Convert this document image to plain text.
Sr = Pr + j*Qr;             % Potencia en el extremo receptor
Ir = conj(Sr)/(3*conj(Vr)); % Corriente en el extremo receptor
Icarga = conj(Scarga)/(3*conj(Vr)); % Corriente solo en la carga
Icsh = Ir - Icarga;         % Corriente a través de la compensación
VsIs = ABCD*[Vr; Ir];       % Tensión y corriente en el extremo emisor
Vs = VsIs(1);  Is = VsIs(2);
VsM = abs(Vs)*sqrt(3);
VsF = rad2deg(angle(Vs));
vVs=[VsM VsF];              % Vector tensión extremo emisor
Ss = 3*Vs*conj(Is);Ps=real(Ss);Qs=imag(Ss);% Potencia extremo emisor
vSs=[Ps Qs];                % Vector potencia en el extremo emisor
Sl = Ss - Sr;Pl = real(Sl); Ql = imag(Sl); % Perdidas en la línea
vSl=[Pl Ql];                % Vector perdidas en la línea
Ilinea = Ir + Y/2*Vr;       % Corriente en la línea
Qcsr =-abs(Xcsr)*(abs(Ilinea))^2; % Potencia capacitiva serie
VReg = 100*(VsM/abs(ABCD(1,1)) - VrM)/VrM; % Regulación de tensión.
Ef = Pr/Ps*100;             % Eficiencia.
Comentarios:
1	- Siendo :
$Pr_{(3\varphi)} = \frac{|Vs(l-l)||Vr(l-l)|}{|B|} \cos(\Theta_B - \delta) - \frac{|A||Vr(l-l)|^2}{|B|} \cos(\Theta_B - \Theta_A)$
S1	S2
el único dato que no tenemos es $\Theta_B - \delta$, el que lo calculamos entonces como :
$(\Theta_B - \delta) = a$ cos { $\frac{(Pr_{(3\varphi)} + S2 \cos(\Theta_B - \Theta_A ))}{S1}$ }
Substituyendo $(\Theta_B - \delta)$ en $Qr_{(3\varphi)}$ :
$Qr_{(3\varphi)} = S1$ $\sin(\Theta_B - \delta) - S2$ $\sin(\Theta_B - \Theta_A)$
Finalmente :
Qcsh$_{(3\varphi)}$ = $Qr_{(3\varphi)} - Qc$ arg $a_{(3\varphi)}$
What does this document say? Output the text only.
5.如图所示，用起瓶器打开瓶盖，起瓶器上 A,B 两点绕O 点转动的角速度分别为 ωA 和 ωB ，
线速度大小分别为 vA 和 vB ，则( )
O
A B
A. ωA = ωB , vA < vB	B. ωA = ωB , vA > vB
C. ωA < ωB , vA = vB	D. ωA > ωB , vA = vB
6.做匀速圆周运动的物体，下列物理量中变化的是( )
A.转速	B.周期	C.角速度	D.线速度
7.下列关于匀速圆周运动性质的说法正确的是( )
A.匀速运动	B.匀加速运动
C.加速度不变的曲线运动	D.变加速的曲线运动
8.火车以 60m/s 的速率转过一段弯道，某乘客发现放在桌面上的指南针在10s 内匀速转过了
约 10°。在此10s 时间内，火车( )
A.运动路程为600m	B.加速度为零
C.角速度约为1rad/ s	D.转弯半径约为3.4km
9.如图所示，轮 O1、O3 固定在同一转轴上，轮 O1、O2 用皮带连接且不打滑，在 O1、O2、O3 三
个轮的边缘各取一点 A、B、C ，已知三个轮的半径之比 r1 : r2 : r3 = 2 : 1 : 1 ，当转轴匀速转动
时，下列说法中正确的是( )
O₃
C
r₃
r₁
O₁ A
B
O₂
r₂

Problem to solve =
Reproduce the full listing above, character for character.

Finished exercise =
Convert this document image to plain text.
Sr = Pr + j*Qr;             % Potencia en el extremo receptor
Ir = conj(Sr)/(3*conj(Vr)); % Corriente en el extremo receptor
Icarga = conj(Scarga)/(3*conj(Vr)); % Corriente solo en la carga
Icsh = Ir - Icarga;         % Corriente a través de la compensación
VsIs = ABCD*[Vr; Ir];       % Tensión y corriente en el extremo emisor
Vs = VsIs(1);  Is = VsIs(2);
VsM = abs(Vs)*sqrt(3);
VsF = rad2deg(angle(Vs));
vVs=[VsM VsF];              % Vector tensión extremo emisor
Ss = 3*Vs*conj(Is);Ps=real(Ss);Qs=imag(Ss);% Potencia extremo emisor
vSs=[Ps Qs];                % Vector potencia en el extremo emisor
Sl = Ss - Sr;Pl = real(Sl); Ql = imag(Sl); % Perdidas en la línea
vSl=[Pl Ql];                % Vector perdidas en la línea
Ilinea = Ir + Y/2*Vr;       % Corriente en la línea
Qcsr =-abs(Xcsr)*(abs(Ilinea))^2; % Potencia capacitiva serie
VReg = 100*(VsM/abs(ABCD(1,1)) - VrM)/VrM; % Regulación de tensión.
Ef = Pr/Ps*100;             % Eficiencia.
Comentarios:
1	- Siendo :
$Pr_{(3\varphi)} = \frac{|Vs(l-l)||Vr(l-l)|}{|B|} \cos(\Theta_B - \delta) - \frac{|A||Vr(l-l)|^2}{|B|} \cos(\Theta_B - \Theta_A)$
S1	S2
el único dato que no tenemos es $\Theta_B - \delta$, el que lo calculamos entonces como :
$(\Theta_B - \delta) = a$ cos { $\frac{(Pr_{(3\varphi)} + S2 \cos(\Theta_B - \Theta_A ))}{S1}$ }
Substituyendo $(\Theta_B - \delta)$ en $Qr_{(3\varphi)}$ :
$Qr_{(3\varphi)} = S1$ $\sin(\Theta_B - \delta) - S2$ $\sin(\Theta_B - \Theta_A)$
Finalmente :
Qcsh$_{(3\varphi)}$ = $Qr_{(3\varphi)} - Qc$ arg $a_{(3\varphi)}$
What does this document say? Output the text only.
5.如图所示，用起瓶器打开瓶盖，起瓶器上 A,B 两点绕O 点转动的角速度分别为 ωA 和 ωB ，
线速度大小分别为 vA 和 vB ，则( )
O
A B
A. ωA = ωB , vA < vB	B. ωA = ωB , vA > vB
C. ωA < ωB , vA = vB	D. ωA > ωB , vA = vB
6.做匀速圆周运动的物体，下列物理量中变化的是( )
A.转速	B.周期	C.角速度	D.线速度
7.下列关于匀速圆周运动性质的说法正确的是( )
A.匀速运动	B.匀加速运动
C.加速度不变的曲线运动	D.变加速的曲线运动
8.火车以 60m/s 的速率转过一段弯道，某乘客发现放在桌面上的指南针在10s 内匀速转过了
约 10°。在此10s 时间内，火车( )
A.运动路程为600m	B.加速度为零
C.角速度约为1rad/ s	D.转弯半径约为3.4km
9.如图所示，轮 O1、O3 固定在同一转轴上，轮 O1、O2 用皮带连接且不打滑，在 O1、O2、O3 三
个轮的边缘各取一点 A、B、C ，已知三个轮的半径之比 r1 : r2 : r3 = 2 : 1 : 1 ，当转轴匀速转动
时，下列说法中正确的是( )
O₃
C
r₃
r₁
O₁ A
B
O₂
r₂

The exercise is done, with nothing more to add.